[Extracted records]
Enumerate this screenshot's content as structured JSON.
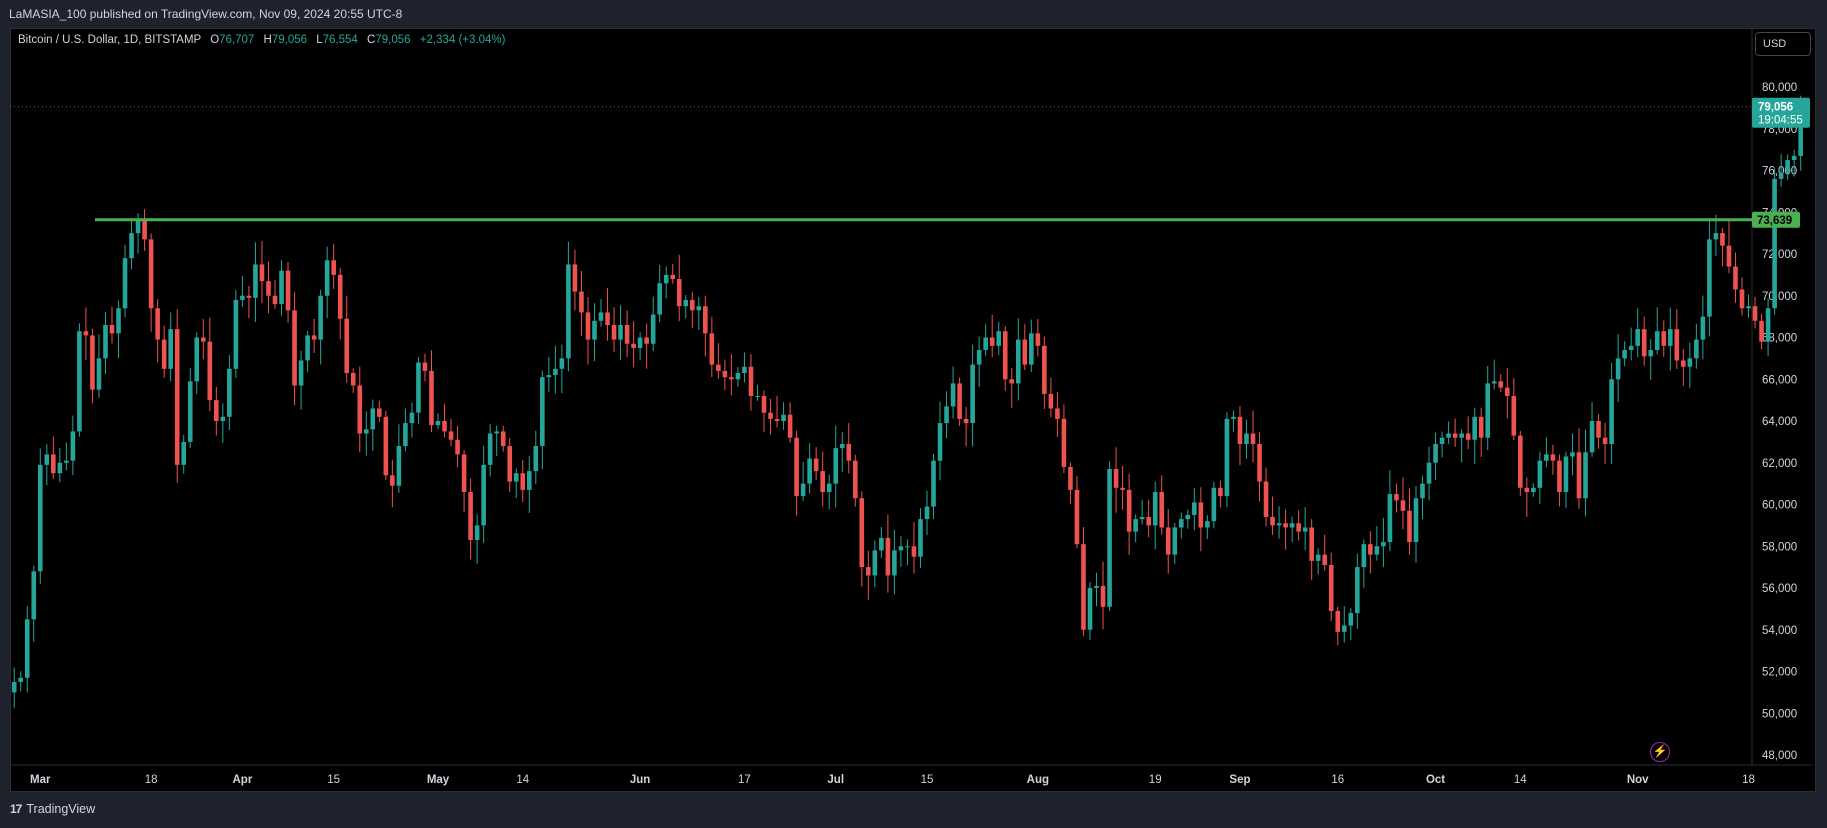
{
  "header": {
    "publish_line": "LaMASIA_100 published on TradingView.com, Nov 09, 2024 20:55 UTC-8"
  },
  "legend": {
    "symbol": "Bitcoin / U.S. Dollar, 1D, BITSTAMP",
    "open_label": "O",
    "open": "76,707",
    "high_label": "H",
    "high": "79,056",
    "low_label": "L",
    "low": "76,554",
    "close_label": "C",
    "close": "79,056",
    "change": "+2,334 (+3.04%)"
  },
  "currency_button": "USD",
  "footer": {
    "brand": "TradingView",
    "logo_mark": "17"
  },
  "icons": {
    "bolt": "lightning-icon"
  },
  "colors": {
    "up": "#26a69a",
    "down": "#ef5350",
    "level": "#4caf50",
    "last_price_tag": "#26a69a"
  },
  "chart_data": {
    "type": "candlestick",
    "title": "Bitcoin / U.S. Dollar, 1D, BITSTAMP",
    "ylim": [
      47000,
      82000
    ],
    "y_ticks": [
      48000,
      50000,
      52000,
      54000,
      56000,
      58000,
      60000,
      62000,
      64000,
      66000,
      68000,
      70000,
      72000,
      74000,
      76000,
      78000,
      80000
    ],
    "y_tick_labels": [
      "48,000",
      "50,000",
      "52,000",
      "54,000",
      "56,000",
      "58,000",
      "60,000",
      "62,000",
      "64,000",
      "66,000",
      "68,000",
      "70,000",
      "72,000",
      "74,000",
      "76,000",
      "78,000",
      "80,000"
    ],
    "x_ticks": [
      {
        "label": "Mar",
        "date": "2024-03-01",
        "bold": true
      },
      {
        "label": "18",
        "date": "2024-03-18",
        "bold": false
      },
      {
        "label": "Apr",
        "date": "2024-04-01",
        "bold": true
      },
      {
        "label": "15",
        "date": "2024-04-15",
        "bold": false
      },
      {
        "label": "May",
        "date": "2024-05-01",
        "bold": true
      },
      {
        "label": "14",
        "date": "2024-05-14",
        "bold": false
      },
      {
        "label": "Jun",
        "date": "2024-06-01",
        "bold": true
      },
      {
        "label": "17",
        "date": "2024-06-17",
        "bold": false
      },
      {
        "label": "Jul",
        "date": "2024-07-01",
        "bold": true
      },
      {
        "label": "15",
        "date": "2024-07-15",
        "bold": false
      },
      {
        "label": "Aug",
        "date": "2024-08-01",
        "bold": true
      },
      {
        "label": "19",
        "date": "2024-08-19",
        "bold": false
      },
      {
        "label": "Sep",
        "date": "2024-09-01",
        "bold": true
      },
      {
        "label": "16",
        "date": "2024-09-16",
        "bold": false
      },
      {
        "label": "Oct",
        "date": "2024-10-01",
        "bold": true
      },
      {
        "label": "14",
        "date": "2024-10-14",
        "bold": false
      },
      {
        "label": "Nov",
        "date": "2024-11-01",
        "bold": true
      },
      {
        "label": "18",
        "date": "2024-11-18",
        "bold": false
      }
    ],
    "start_date": "2024-02-26",
    "closes": [
      51500,
      51700,
      54500,
      56800,
      61900,
      62400,
      61500,
      62000,
      62100,
      63500,
      68300,
      68100,
      65500,
      67000,
      68600,
      68200,
      69400,
      71800,
      73000,
      73600,
      72700,
      69400,
      67900,
      66500,
      68400,
      61900,
      63000,
      65900,
      68000,
      67800,
      65000,
      64000,
      64200,
      66500,
      69800,
      70000,
      69900,
      71500,
      70700,
      70000,
      69600,
      71200,
      69300,
      65700,
      66900,
      68100,
      67900,
      70000,
      71700,
      71000,
      68900,
      66300,
      65700,
      63400,
      63600,
      64600,
      64200,
      61400,
      60900,
      62800,
      63900,
      64400,
      66800,
      66400,
      63800,
      64000,
      63500,
      63100,
      62400,
      60600,
      58300,
      59000,
      61900,
      63400,
      63500,
      62800,
      61100,
      61500,
      60700,
      61600,
      62800,
      66100,
      66200,
      66500,
      67000,
      71500,
      70200,
      69200,
      67900,
      68800,
      69200,
      68600,
      67900,
      68600,
      67700,
      67500,
      68000,
      67700,
      69100,
      70600,
      71000,
      70800,
      69500,
      69800,
      69300,
      69500,
      68200,
      66700,
      66400,
      66100,
      66000,
      66300,
      66600,
      65200,
      65200,
      64400,
      64100,
      64000,
      64300,
      63200,
      60400,
      61000,
      62200,
      61600,
      60600,
      61000,
      62700,
      62900,
      62100,
      60300,
      57000,
      56600,
      57800,
      58400,
      56600,
      57800,
      58000,
      58000,
      57500,
      59300,
      59900,
      62100,
      63900,
      64700,
      65800,
      64100,
      63900,
      66700,
      67400,
      68000,
      67600,
      68300,
      66000,
      65800,
      67900,
      66700,
      68200,
      67600,
      65300,
      64600,
      64100,
      61800,
      60700,
      58100,
      54000,
      56000,
      56100,
      55100,
      61700,
      60800,
      60700,
      58700,
      59300,
      59400,
      59000,
      60600,
      58900,
      57600,
      58900,
      59300,
      59500,
      60100,
      58900,
      59200,
      60800,
      60400,
      64100,
      64200,
      62900,
      63400,
      62900,
      61100,
      59400,
      59000,
      59100,
      58900,
      59100,
      58700,
      58900,
      57300,
      57600,
      57100,
      54900,
      53900,
      54200,
      54800,
      57000,
      58100,
      57600,
      58000,
      58200,
      60500,
      60200,
      59700,
      58200,
      60300,
      61000,
      62000,
      62900,
      63200,
      63400,
      63200,
      63400,
      63100,
      64200,
      63200,
      65800,
      65900,
      65600,
      65200,
      63300,
      60800,
      60600,
      60800,
      62100,
      62400,
      62100,
      60600,
      62300,
      62500,
      60300,
      62500,
      64000,
      63200,
      62900,
      66000,
      67000,
      67400,
      67600,
      68400,
      67100,
      67400,
      68300,
      67600,
      68400,
      66900,
      66600,
      67000,
      67900,
      69000,
      72700,
      73000,
      72400,
      71400,
      70300,
      69400,
      69500,
      68800,
      67800,
      69400,
      75600,
      75900,
      76500,
      76700,
      79056
    ],
    "level_line": {
      "value": 73639,
      "label": "73,639"
    },
    "last_price": {
      "value": 79056,
      "label": "79,056",
      "countdown": "19:04:55"
    }
  }
}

Task details:
Copy the material shown above in full and exactly. Skip the pictures.

Response for this exercise:
Enumerate this screenshot's content as structured JSON.
{
  "header": {
    "publish_line": "LaMASIA_100 published on TradingView.com, Nov 09, 2024 20:55 UTC-8"
  },
  "legend": {
    "symbol": "Bitcoin / U.S. Dollar, 1D, BITSTAMP",
    "open_label": "O",
    "open": "76,707",
    "high_label": "H",
    "high": "79,056",
    "low_label": "L",
    "low": "76,554",
    "close_label": "C",
    "close": "79,056",
    "change": "+2,334 (+3.04%)"
  },
  "currency_button": "USD",
  "footer": {
    "brand": "TradingView",
    "logo_mark": "17"
  },
  "icons": {
    "bolt": "lightning-icon"
  },
  "colors": {
    "up": "#26a69a",
    "down": "#ef5350",
    "level": "#4caf50",
    "last_price_tag": "#26a69a"
  },
  "chart_data": {
    "type": "candlestick",
    "title": "Bitcoin / U.S. Dollar, 1D, BITSTAMP",
    "ylim": [
      47000,
      82000
    ],
    "y_ticks": [
      48000,
      50000,
      52000,
      54000,
      56000,
      58000,
      60000,
      62000,
      64000,
      66000,
      68000,
      70000,
      72000,
      74000,
      76000,
      78000,
      80000
    ],
    "y_tick_labels": [
      "48,000",
      "50,000",
      "52,000",
      "54,000",
      "56,000",
      "58,000",
      "60,000",
      "62,000",
      "64,000",
      "66,000",
      "68,000",
      "70,000",
      "72,000",
      "74,000",
      "76,000",
      "78,000",
      "80,000"
    ],
    "x_ticks": [
      {
        "label": "Mar",
        "date": "2024-03-01",
        "bold": true
      },
      {
        "label": "18",
        "date": "2024-03-18",
        "bold": false
      },
      {
        "label": "Apr",
        "date": "2024-04-01",
        "bold": true
      },
      {
        "label": "15",
        "date": "2024-04-15",
        "bold": false
      },
      {
        "label": "May",
        "date": "2024-05-01",
        "bold": true
      },
      {
        "label": "14",
        "date": "2024-05-14",
        "bold": false
      },
      {
        "label": "Jun",
        "date": "2024-06-01",
        "bold": true
      },
      {
        "label": "17",
        "date": "2024-06-17",
        "bold": false
      },
      {
        "label": "Jul",
        "date": "2024-07-01",
        "bold": true
      },
      {
        "label": "15",
        "date": "2024-07-15",
        "bold": false
      },
      {
        "label": "Aug",
        "date": "2024-08-01",
        "bold": true
      },
      {
        "label": "19",
        "date": "2024-08-19",
        "bold": false
      },
      {
        "label": "Sep",
        "date": "2024-09-01",
        "bold": true
      },
      {
        "label": "16",
        "date": "2024-09-16",
        "bold": false
      },
      {
        "label": "Oct",
        "date": "2024-10-01",
        "bold": true
      },
      {
        "label": "14",
        "date": "2024-10-14",
        "bold": false
      },
      {
        "label": "Nov",
        "date": "2024-11-01",
        "bold": true
      },
      {
        "label": "18",
        "date": "2024-11-18",
        "bold": false
      }
    ],
    "start_date": "2024-02-26",
    "closes": [
      51500,
      51700,
      54500,
      56800,
      61900,
      62400,
      61500,
      62000,
      62100,
      63500,
      68300,
      68100,
      65500,
      67000,
      68600,
      68200,
      69400,
      71800,
      73000,
      73600,
      72700,
      69400,
      67900,
      66500,
      68400,
      61900,
      63000,
      65900,
      68000,
      67800,
      65000,
      64000,
      64200,
      66500,
      69800,
      70000,
      69900,
      71500,
      70700,
      70000,
      69600,
      71200,
      69300,
      65700,
      66900,
      68100,
      67900,
      70000,
      71700,
      71000,
      68900,
      66300,
      65700,
      63400,
      63600,
      64600,
      64200,
      61400,
      60900,
      62800,
      63900,
      64400,
      66800,
      66400,
      63800,
      64000,
      63500,
      63100,
      62400,
      60600,
      58300,
      59000,
      61900,
      63400,
      63500,
      62800,
      61100,
      61500,
      60700,
      61600,
      62800,
      66100,
      66200,
      66500,
      67000,
      71500,
      70200,
      69200,
      67900,
      68800,
      69200,
      68600,
      67900,
      68600,
      67700,
      67500,
      68000,
      67700,
      69100,
      70600,
      71000,
      70800,
      69500,
      69800,
      69300,
      69500,
      68200,
      66700,
      66400,
      66100,
      66000,
      66300,
      66600,
      65200,
      65200,
      64400,
      64100,
      64000,
      64300,
      63200,
      60400,
      61000,
      62200,
      61600,
      60600,
      61000,
      62700,
      62900,
      62100,
      60300,
      57000,
      56600,
      57800,
      58400,
      56600,
      57800,
      58000,
      58000,
      57500,
      59300,
      59900,
      62100,
      63900,
      64700,
      65800,
      64100,
      63900,
      66700,
      67400,
      68000,
      67600,
      68300,
      66000,
      65800,
      67900,
      66700,
      68200,
      67600,
      65300,
      64600,
      64100,
      61800,
      60700,
      58100,
      54000,
      56000,
      56100,
      55100,
      61700,
      60800,
      60700,
      58700,
      59300,
      59400,
      59000,
      60600,
      58900,
      57600,
      58900,
      59300,
      59500,
      60100,
      58900,
      59200,
      60800,
      60400,
      64100,
      64200,
      62900,
      63400,
      62900,
      61100,
      59400,
      59000,
      59100,
      58900,
      59100,
      58700,
      58900,
      57300,
      57600,
      57100,
      54900,
      53900,
      54200,
      54800,
      57000,
      58100,
      57600,
      58000,
      58200,
      60500,
      60200,
      59700,
      58200,
      60300,
      61000,
      62000,
      62900,
      63200,
      63400,
      63200,
      63400,
      63100,
      64200,
      63200,
      65800,
      65900,
      65600,
      65200,
      63300,
      60800,
      60600,
      60800,
      62100,
      62400,
      62100,
      60600,
      62300,
      62500,
      60300,
      62500,
      64000,
      63200,
      62900,
      66000,
      67000,
      67400,
      67600,
      68400,
      67100,
      67400,
      68300,
      67600,
      68400,
      66900,
      66600,
      67000,
      67900,
      69000,
      72700,
      73000,
      72400,
      71400,
      70300,
      69400,
      69500,
      68800,
      67800,
      69400,
      75600,
      75900,
      76500,
      76700,
      79056
    ],
    "level_line": {
      "value": 73639,
      "label": "73,639"
    },
    "last_price": {
      "value": 79056,
      "label": "79,056",
      "countdown": "19:04:55"
    }
  }
}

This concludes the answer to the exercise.